Nearly half of the respondents say "troubleshooting" is in the top three tasks they manage on a daily basis, with 48 percent spending their time on this activity on a given day. For the DevOps practitioners in the survey, the percentage rises to 53 percent.

The Daily Reality

The top activities across all categories of tech pros are as follows. The high-level activities that DevOps should enable are in bold italics. 

  • Troubleshooting application issues  48%
  • Planning/strategizing future technology innovation  43%
  • Managing or deploying apps  29%
  • Writing or cleaning up code  29%
  • Managing end-user experience 22%

For DevOps practitioners, there is more emphasis on high-value activities, but troubleshooting tends to get in the way:

  • Troubleshooting application issues  53%
  • Planning/strategizing future technology innovation  45%
  • Managing end-user experience 38% 
  • Managing or deploying apps  31%
  • Monitoring application availability or load time  30%

A Perfect Day

It's also notable that when asked about the activities they love the most about their jobs, IT professionals want greater engagement with high-level business activities:

  • Planning/strategizing future technology innovation 63%
  • Managing end-user experience 45%
  • Writing and/or cleaning up code 34%
  • Managing and/or deploying apps 34%
  • Building product roadmaps 33%

High-value business activities and innovation were also at the top of the preferred list for DevOps professionals as well:

  • Planning/strategizing future technology innovation 68%
  • Managing end-user experience 42%
  • Managing and/or deploying apps 38%
  • Building product roadmaps 27%
  • Monitoring application availability and/or load time  23%

The SolarWinds authors make some recommendations for maximizing higher-vale activities while minimizing troubleshooting and other rote maintenance tasks:

Remember, it's about cultural change. "Just having DevOps teams doesn't make that so," the authors state. "DevOps must have a hand in every stage of application development and performance monitoring, without silos or knowledge barriers. This includes planning and strategizing, development, testing, and, yes-troubleshooting. Involving DevOps teams in this cycle of innovation fuels their passions -- evident in the fact that 41% of surveyed tech professionals say they joined their companies for the opportunity to use technology to solve real-world problems."

● ● ● ● ●

In the survey excerpt above, what percentage of surveyed tech professionals say they joined their companies for the opportunity to use technology to solve real-world problems?

● ● ● ● ●

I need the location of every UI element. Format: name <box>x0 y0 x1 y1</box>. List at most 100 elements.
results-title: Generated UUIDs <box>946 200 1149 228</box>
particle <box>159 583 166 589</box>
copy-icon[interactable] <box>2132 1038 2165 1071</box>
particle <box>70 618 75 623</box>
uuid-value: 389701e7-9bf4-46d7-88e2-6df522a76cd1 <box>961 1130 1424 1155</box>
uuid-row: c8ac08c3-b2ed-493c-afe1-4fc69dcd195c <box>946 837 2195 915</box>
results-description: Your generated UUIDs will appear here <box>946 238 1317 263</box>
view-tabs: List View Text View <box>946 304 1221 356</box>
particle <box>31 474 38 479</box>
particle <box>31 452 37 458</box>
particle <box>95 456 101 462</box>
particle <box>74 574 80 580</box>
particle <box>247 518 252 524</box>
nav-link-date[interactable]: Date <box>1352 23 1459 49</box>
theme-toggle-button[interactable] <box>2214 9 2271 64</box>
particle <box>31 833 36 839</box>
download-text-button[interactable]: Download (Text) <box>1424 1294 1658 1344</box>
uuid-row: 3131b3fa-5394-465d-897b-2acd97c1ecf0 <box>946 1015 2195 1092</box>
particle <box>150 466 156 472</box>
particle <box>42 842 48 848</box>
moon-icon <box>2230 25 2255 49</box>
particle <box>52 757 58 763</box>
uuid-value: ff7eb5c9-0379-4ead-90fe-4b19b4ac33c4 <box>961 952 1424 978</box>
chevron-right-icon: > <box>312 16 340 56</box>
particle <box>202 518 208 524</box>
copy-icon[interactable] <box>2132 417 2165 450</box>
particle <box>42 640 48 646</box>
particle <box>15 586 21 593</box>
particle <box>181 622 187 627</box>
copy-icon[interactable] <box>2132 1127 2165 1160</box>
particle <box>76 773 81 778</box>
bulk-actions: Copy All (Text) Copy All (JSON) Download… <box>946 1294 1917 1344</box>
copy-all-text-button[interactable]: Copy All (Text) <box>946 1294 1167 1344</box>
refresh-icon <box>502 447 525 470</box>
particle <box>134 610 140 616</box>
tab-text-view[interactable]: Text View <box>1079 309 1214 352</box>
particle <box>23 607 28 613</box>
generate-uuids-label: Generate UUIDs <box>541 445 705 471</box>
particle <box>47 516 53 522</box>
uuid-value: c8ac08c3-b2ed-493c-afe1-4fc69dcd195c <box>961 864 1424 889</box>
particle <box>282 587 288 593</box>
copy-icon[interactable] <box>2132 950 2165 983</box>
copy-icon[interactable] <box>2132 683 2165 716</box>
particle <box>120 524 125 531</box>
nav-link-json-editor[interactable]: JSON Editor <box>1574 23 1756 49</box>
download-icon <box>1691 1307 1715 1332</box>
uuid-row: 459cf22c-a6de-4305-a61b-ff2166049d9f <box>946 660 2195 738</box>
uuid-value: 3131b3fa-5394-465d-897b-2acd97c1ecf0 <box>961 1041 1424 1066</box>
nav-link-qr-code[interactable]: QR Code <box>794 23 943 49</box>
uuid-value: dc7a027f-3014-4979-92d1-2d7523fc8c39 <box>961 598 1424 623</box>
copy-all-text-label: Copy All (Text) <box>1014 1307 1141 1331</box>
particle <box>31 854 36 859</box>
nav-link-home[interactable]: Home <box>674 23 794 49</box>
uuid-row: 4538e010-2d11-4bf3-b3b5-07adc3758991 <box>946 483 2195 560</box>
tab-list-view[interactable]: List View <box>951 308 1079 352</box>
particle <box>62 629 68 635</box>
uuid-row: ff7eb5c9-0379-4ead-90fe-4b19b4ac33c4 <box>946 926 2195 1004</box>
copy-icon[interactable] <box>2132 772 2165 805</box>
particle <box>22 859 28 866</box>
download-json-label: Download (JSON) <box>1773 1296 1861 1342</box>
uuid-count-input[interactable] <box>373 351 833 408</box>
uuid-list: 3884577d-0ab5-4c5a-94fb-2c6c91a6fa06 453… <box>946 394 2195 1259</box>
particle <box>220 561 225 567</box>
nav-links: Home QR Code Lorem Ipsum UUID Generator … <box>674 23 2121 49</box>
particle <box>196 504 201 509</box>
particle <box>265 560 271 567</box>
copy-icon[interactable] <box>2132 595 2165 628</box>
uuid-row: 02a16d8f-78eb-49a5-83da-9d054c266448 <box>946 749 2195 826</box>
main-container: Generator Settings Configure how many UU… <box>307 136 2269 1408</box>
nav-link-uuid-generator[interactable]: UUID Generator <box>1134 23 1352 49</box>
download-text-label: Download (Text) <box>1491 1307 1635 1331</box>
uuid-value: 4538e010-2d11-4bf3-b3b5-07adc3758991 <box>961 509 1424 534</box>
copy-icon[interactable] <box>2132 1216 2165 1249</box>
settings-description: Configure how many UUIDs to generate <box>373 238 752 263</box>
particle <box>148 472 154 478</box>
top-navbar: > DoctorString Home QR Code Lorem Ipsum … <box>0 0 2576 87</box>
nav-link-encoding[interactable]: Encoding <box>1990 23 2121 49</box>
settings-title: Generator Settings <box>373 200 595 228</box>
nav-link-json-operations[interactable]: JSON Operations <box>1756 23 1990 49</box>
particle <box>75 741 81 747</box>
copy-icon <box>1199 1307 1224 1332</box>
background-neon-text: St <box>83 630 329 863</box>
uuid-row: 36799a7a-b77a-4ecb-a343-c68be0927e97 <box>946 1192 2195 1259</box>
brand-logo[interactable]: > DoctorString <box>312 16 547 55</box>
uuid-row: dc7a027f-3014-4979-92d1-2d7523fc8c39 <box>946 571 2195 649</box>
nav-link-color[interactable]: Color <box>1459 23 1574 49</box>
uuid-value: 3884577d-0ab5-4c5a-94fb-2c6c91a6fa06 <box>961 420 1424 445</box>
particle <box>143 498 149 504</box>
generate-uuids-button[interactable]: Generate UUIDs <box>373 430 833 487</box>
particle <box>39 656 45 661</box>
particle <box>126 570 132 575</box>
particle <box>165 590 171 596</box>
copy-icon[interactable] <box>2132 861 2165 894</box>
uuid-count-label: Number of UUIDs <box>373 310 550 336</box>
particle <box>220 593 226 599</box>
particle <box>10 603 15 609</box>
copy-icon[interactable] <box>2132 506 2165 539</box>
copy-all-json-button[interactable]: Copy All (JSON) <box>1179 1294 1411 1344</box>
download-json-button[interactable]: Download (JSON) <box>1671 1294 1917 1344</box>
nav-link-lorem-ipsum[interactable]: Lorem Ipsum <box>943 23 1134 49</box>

● ● ● ● ●

▸ **Response area**
41 percent